Selected excerpt:
Clearly significant differences occur in the vertical plastic load distribution (Figs. 4 and 5). While the upper soil layers (0–50 cm), consisting of topsoil A-horizons as well as upper B-horizons, show an average plastic load of 6.36 p kg− 1, the subsoil layers, consisting of B-horizons (50–200 cm), have a significantly lower mean value of 0.99 p kg− 1 (p < 0.01). The vertical distribution of plastic loads shows a clear maximum in the uppermost sampling layer (0–10 cm), mostly consistent with A-horizon boundaries, with an average of 9.65 p kg− 1 continuously decreasing to a depth of 40–50 cm, with an average of 2.71 p kg− 1 and even lower average values ranging between 1.52 p kg− 1 and 0.33 p kg− 1 below that (Fig. 5d). This vertical decrease is comparable to the decrease in mean organic matter content (with the exception of layers deeper than 100 cm which contain peat), and the increase in mean sand content from a depth of 50 cm (Fig. 4). Conspicuous accumulation in the vertical distribution occur at sampling site NID-1 (27.25 p kg− 1 at 20–30 cm), MOK-1 (11.78 p kg− 1 to 13.86 p kg− 1 at 0–20 cm), OKA-2 (35.82 p kg− 1 to 19.39 p kg− 1 at 0–20 cm) and FRA-1 (21.27 p kg− 1 at 30–40 cm) (Fig. S9). Summarized, the vertical spatial patterns of the contaminants considered, can be summarized with a clear accumulation of plastics within upper (< 50 cm) soil layers and metal contamination peaks within 30–40 cm, 75–100 cm and only for EF within 150–200 cm depth sections (Fig. 5d–f).

Fig. 5
figure 5

Vertical spatial differences for plastics and metal contaminations expressed through EF and PLI values. a Plastic abundance (p kg− 1) for upper soil layer (0–50 cm, n = 50) and subsoil layer (50–200 cm, n = 50); b EF for upper soil layer (0–50 cm, n = 50) and subsoil layer (50–200 cm, n = 50); c PLI for upper soil layer (0–50 cm, n = 50) and subsoil layer (50–200 cm, n = 50); d Average plastic loads (p kg− 1) along the sampled depth gradient (n = 10 per depth section); e Average EF along the sampled depth gradient (n = 10 per depth section); f Average PLI along the sampled depth gradient (n = 10 per depth section)

Dataset rows:
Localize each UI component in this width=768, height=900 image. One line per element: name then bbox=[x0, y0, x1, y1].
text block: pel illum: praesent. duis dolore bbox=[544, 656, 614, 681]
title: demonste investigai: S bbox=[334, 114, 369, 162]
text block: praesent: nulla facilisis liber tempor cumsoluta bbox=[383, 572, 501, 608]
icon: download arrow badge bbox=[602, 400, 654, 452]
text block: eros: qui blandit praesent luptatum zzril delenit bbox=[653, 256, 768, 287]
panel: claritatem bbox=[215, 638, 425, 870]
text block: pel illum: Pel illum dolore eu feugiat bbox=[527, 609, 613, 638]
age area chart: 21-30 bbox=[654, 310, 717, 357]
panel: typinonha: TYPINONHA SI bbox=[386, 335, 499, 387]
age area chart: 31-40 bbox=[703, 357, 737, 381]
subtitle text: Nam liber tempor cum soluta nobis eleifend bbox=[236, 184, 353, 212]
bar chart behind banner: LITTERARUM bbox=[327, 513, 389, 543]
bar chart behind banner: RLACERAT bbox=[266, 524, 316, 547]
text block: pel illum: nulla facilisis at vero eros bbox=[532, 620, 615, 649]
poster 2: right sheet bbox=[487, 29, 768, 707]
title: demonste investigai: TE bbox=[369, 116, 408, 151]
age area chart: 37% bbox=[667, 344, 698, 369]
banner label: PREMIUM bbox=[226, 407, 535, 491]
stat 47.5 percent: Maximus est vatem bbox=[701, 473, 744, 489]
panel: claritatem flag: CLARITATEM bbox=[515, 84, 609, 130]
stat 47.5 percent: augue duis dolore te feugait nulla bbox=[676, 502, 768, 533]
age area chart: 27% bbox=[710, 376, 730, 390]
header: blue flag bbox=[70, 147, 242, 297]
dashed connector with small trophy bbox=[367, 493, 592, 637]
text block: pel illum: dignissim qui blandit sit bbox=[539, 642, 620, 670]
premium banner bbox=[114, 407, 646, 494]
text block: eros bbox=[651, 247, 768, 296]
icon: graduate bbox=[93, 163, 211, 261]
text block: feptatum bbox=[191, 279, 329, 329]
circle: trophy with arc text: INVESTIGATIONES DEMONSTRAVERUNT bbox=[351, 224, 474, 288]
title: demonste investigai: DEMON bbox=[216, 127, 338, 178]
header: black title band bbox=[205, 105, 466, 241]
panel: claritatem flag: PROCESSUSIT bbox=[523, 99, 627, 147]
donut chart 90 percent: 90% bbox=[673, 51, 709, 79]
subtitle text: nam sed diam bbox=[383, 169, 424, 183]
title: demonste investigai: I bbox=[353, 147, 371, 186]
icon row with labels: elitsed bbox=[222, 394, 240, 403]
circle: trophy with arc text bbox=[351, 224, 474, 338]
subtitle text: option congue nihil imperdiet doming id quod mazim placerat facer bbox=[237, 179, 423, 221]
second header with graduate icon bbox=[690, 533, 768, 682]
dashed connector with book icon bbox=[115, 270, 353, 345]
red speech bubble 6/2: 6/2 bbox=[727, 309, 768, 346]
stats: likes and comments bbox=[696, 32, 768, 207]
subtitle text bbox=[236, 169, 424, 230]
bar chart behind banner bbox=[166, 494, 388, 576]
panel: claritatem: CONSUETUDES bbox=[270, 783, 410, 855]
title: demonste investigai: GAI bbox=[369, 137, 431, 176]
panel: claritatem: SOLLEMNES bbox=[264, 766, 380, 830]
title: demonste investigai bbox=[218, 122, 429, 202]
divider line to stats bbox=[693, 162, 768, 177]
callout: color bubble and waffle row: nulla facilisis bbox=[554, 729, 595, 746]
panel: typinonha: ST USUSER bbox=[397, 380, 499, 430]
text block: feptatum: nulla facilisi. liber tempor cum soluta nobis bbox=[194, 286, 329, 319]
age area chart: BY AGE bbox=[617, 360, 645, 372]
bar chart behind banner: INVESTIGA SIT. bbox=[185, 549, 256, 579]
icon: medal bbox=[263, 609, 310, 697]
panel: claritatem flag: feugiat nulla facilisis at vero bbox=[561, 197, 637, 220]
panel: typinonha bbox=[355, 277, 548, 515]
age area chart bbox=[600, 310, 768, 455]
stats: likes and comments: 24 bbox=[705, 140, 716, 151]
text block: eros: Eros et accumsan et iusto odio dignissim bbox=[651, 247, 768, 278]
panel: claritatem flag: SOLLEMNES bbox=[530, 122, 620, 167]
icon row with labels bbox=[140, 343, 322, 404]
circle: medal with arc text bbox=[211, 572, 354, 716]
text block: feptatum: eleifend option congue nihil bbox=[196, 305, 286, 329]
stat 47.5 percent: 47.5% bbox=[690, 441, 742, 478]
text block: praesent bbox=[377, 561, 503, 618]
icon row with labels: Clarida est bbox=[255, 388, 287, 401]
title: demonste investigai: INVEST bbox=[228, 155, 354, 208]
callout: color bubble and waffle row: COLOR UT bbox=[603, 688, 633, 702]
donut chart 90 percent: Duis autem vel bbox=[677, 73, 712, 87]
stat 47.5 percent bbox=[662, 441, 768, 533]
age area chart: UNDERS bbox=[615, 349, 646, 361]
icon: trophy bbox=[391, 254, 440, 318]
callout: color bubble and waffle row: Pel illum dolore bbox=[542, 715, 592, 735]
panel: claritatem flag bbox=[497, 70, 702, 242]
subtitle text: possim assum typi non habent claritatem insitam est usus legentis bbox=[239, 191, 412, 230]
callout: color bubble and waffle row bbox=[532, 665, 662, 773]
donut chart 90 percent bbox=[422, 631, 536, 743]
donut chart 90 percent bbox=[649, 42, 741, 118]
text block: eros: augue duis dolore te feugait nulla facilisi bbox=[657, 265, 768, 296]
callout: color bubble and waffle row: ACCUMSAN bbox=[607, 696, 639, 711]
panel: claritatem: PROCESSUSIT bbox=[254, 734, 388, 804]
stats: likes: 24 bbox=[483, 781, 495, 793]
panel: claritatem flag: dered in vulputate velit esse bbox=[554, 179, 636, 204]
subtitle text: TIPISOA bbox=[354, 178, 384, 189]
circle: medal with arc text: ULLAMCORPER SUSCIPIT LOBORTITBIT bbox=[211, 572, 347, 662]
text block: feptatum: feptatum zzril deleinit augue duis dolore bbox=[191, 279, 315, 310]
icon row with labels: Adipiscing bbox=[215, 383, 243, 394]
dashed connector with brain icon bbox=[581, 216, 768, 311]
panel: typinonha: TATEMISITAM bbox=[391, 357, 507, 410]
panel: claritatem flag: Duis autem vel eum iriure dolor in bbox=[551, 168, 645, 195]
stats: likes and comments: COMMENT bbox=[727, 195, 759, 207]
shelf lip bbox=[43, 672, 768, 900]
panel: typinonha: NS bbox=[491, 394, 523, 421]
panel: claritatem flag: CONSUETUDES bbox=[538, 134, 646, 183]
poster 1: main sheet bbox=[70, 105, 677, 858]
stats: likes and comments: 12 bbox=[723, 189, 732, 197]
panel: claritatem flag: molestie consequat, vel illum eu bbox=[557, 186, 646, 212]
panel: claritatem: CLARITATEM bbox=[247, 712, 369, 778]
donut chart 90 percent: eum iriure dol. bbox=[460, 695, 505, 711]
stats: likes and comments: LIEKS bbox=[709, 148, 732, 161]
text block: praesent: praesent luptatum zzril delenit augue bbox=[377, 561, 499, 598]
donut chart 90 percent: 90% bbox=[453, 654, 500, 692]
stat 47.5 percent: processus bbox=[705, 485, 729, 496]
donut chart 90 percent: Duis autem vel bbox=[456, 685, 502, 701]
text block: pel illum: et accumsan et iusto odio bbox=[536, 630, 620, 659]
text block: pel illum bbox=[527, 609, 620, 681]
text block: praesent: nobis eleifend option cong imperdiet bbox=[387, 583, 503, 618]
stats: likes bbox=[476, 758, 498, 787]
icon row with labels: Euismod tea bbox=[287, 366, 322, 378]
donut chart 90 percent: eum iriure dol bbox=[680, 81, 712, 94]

Parts of the exercise:
**A.** In the soil plastic load excerpt, why are layers deeper than 100 cm excluded when the vertical decrease in plastic load is compared with organic matter content? Answer in one to three sentences.
**B.** Copy the entries from their first line through the line containing "panel: claritatem bbox=[215, 638, 425, 870]", both ends included.

Responses in order:
**A.** Those layers are excluded because they contain peat. Below 100 cm, mean organic matter content therefore doesn't follow the downward trend that plastic load shows.

**B.**
Localize each UI component in this width=768, height=900 image. One line per element: name then bbox=[x0, y0, x1, y1].
text block: pel illum: praesent. duis dolore bbox=[544, 656, 614, 681]
title: demonste investigai: S bbox=[334, 114, 369, 162]
text block: praesent: nulla facilisis liber tempor cumsoluta bbox=[383, 572, 501, 608]
icon: download arrow badge bbox=[602, 400, 654, 452]
text block: eros: qui blandit praesent luptatum zzril delenit bbox=[653, 256, 768, 287]
panel: claritatem bbox=[215, 638, 425, 870]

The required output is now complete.